__Text section__:

· · · ·

The War of Two Green Deals

Another kind of deal, another kind of artist

The new European Commission intends to make its Green Pact the core of its mandate and promote a "Green Deal". In the United States, the Democratic primary is placed under the same sign. However, convergence is largely bogus, as there are strong disagreements between Europeans and Americans as well as between Americans and Europeans.

On Wednesday 4 March 2020, the European Commission presented the legislative and binding framework of its Green Pact. Ursula Von der Leyen promoted it in the French "Journal du Dimanche" newspaper this weekend. She writes about it:
"Its central objective is to make Europe the first climate-neutral continent by 2050. Just this week we proposed to implement this strong ambition into binding legislation.
Of course, it is about bringing nature back into our lives and reducing emissions. But the Green Pact for Europe is more than that: it is also our new growth strategy. It will provide security for investors and promote economic growth that gives back to citizens, the planet and society more than it takes from them". 
On the other side of the Atlantic, the two main candidates for Democratic nomination are also supporting a "green new deal" which also aims to ensure "that the United States achieves the global goal of zero net emissions of greenhouse gases by 2050. This means a balance between CO2 emissions produced by human activity and those that can be absorbed by ecosystems".
In the United States, the Democratic proposals developed and promoted by Alexandria Ocasio-Cortez in particular and taken up with important nuances by Bernie Sanders and Joe Biden are very interventionist, proposing in particular a return of the energy sector under State control and 16,300 billion dollars of investment which, according to Sanders, would lead to the creation of 20 million jobs. He proposes to create new emission limits for power plants as the EPA did under Barack Obama for automobiles. He calls for massive investment in public transit and the creation of a regional high-speed rail network. It calls for subsidizing the purchase of electric cars and funding a new federal network of charging stations.
Such proposals are met with strong criticism from Republicans in general and from Donald Trump in particular. Trump estimates that such a program would destroy "millions" of jobs and cost "$100 000 billion". When the bill was presented to Congress in February 2019, a White House press secretary declared: "America will never be socialist". Not much more muted, D. Trump spoke out in Davos against the other "green deal", that of the Europeans. Indeed, as Jean-Paul Oury wrote in an editorial entitled "European Green Deal: welcome to the era of green neo-planning" on the European Scientist website :
"For Trump, preserving the environment is not 'climate neutrality', but the quality of water, air and abundant flora. He believes in innovation, the market and green technologies to solve all problems. Energy independence justifies the use of fossil fuels. On a philosophical level, finally, he makes an unmasked criticism of Greta Thunberg, who, as we recall, was welcomed with open arms in the European Parliament. Two diametrically opposed models, then: confidence in the virtues of the market on the one hand and planning on the other."

· · · ·

__Material provided__:

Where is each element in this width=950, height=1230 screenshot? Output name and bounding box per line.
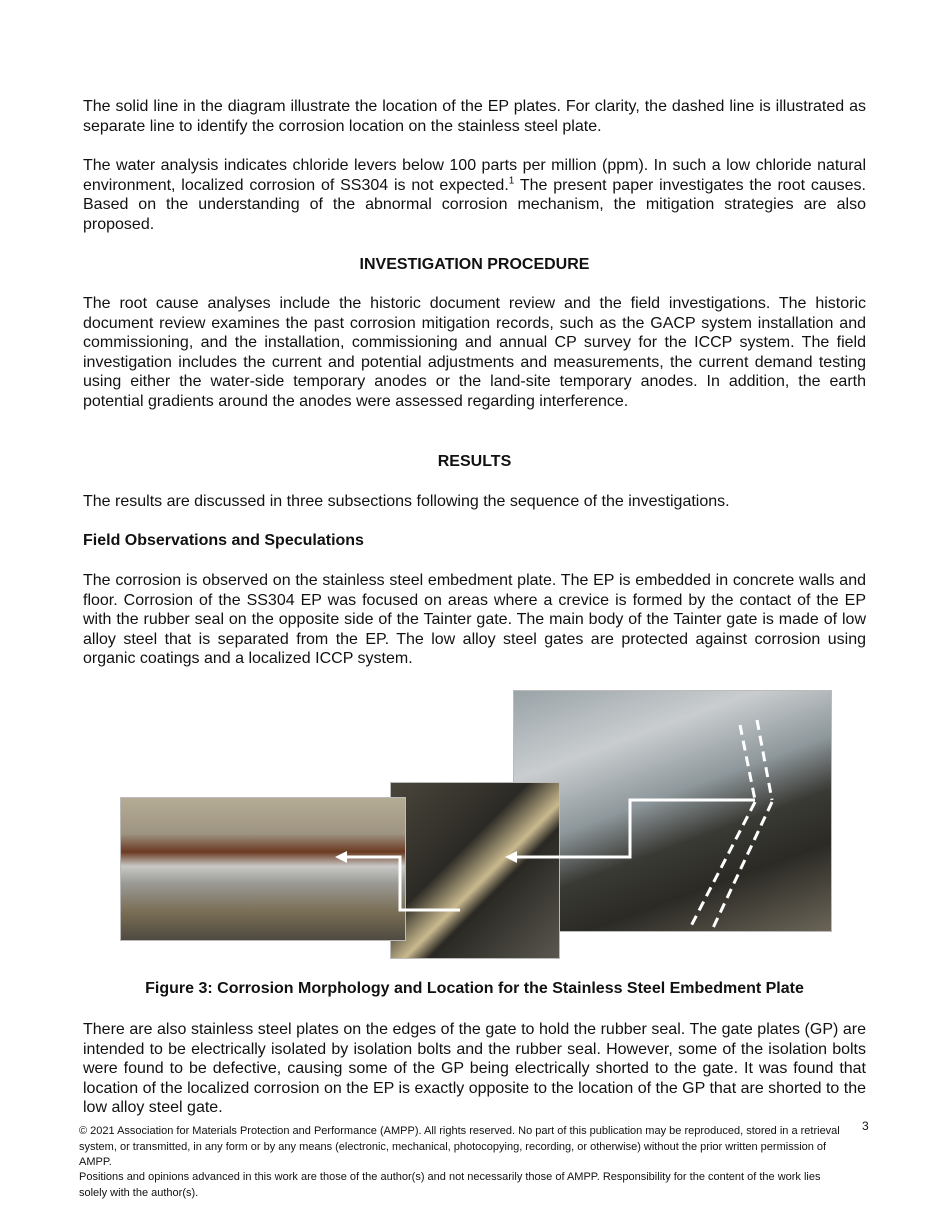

· · · ·

__Work to do__: Restate the article on the two green deals between "Another kind of deal, another" and "into binding legislation.", inclusive, substituting "Green Agreement" for "Green Pact".

__Answer to the problem__:
Another kind of deal, another kind of artist

The new European Commission intends to make its Green Agreement the core of its mandate and promote a "Green Deal". In the United States, the Democratic primary is placed under the same sign. However, convergence is largely bogus, as there are strong disagreements between Europeans and Americans as well as between Americans and Europeans.

On Wednesday 4 March 2020, the European Commission presented the legislative and binding framework of its Green Agreement. Ursula Von der Leyen promoted it in the French "Journal du Dimanche" newspaper this weekend. She writes about it:
"Its central objective is to make Europe the first climate-neutral continent by 2050. Just this week we proposed to implement this strong ambition into binding legislation.